***** Data for processing

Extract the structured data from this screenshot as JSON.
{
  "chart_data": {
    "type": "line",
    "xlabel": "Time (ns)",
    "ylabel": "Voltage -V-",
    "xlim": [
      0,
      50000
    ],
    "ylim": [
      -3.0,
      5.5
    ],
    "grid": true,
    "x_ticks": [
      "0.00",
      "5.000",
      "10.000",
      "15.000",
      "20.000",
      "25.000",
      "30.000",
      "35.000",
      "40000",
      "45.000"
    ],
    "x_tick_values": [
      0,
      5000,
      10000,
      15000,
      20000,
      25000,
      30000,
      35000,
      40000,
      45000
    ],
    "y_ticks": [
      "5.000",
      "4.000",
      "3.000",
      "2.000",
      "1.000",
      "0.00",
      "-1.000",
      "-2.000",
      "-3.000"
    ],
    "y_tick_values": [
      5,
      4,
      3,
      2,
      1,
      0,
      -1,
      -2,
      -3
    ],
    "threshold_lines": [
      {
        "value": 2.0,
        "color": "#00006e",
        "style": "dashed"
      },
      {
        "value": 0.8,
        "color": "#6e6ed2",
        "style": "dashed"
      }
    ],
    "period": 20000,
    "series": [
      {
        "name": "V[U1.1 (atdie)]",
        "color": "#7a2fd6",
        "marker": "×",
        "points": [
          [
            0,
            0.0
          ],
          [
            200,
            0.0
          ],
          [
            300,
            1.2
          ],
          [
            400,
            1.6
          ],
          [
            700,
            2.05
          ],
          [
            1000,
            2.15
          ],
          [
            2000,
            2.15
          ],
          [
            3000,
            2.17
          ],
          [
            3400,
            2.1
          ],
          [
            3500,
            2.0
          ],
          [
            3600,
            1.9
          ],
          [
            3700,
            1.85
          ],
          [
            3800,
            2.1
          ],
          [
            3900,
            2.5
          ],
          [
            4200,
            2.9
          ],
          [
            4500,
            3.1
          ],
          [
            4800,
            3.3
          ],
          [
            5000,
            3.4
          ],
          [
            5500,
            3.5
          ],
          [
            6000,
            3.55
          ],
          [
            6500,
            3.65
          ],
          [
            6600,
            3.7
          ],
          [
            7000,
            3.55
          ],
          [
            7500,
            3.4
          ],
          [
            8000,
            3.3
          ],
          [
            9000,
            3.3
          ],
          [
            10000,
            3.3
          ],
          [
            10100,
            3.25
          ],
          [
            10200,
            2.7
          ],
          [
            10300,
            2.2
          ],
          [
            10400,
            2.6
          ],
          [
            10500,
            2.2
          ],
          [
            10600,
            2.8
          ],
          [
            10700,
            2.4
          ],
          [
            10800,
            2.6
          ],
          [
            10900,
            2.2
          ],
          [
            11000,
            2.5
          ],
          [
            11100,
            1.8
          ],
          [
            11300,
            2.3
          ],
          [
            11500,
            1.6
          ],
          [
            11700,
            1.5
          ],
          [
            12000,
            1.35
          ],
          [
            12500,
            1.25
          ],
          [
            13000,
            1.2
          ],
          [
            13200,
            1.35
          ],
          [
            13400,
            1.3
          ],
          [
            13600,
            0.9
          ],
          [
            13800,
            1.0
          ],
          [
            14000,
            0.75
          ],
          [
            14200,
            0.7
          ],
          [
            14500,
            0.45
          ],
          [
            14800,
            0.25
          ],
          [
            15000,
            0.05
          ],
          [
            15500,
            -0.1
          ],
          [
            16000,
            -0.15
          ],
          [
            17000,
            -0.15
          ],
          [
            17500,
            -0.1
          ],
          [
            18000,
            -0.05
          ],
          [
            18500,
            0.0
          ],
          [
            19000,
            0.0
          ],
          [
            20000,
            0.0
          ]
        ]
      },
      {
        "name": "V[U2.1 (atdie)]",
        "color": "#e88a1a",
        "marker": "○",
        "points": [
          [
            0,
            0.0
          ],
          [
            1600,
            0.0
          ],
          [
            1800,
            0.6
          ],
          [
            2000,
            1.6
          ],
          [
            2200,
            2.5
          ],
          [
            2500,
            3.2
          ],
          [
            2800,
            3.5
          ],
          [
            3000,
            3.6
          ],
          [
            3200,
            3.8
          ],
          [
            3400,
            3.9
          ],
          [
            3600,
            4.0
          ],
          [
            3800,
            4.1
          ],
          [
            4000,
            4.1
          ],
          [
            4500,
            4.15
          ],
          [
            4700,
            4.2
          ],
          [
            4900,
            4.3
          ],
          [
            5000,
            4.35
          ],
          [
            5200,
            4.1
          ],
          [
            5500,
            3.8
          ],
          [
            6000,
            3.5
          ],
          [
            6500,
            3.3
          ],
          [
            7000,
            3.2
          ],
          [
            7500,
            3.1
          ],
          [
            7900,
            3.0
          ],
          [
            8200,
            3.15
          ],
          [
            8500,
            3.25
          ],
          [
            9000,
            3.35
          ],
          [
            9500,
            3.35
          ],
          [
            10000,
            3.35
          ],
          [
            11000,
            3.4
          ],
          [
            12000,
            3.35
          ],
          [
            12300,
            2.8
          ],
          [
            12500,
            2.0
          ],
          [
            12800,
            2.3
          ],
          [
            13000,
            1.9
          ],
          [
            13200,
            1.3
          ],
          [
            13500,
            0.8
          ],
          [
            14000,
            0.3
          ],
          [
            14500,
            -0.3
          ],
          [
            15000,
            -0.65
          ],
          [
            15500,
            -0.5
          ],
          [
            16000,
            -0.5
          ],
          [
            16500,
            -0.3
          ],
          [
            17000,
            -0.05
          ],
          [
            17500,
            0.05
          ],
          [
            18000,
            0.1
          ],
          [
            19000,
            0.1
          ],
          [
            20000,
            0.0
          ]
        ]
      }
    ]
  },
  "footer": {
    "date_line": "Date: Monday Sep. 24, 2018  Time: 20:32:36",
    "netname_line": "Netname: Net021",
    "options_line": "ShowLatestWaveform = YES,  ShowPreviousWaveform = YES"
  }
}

**********

To do »
For the entries shown above, give the number of lines that include the word "Time", without any other text.

The answer »
2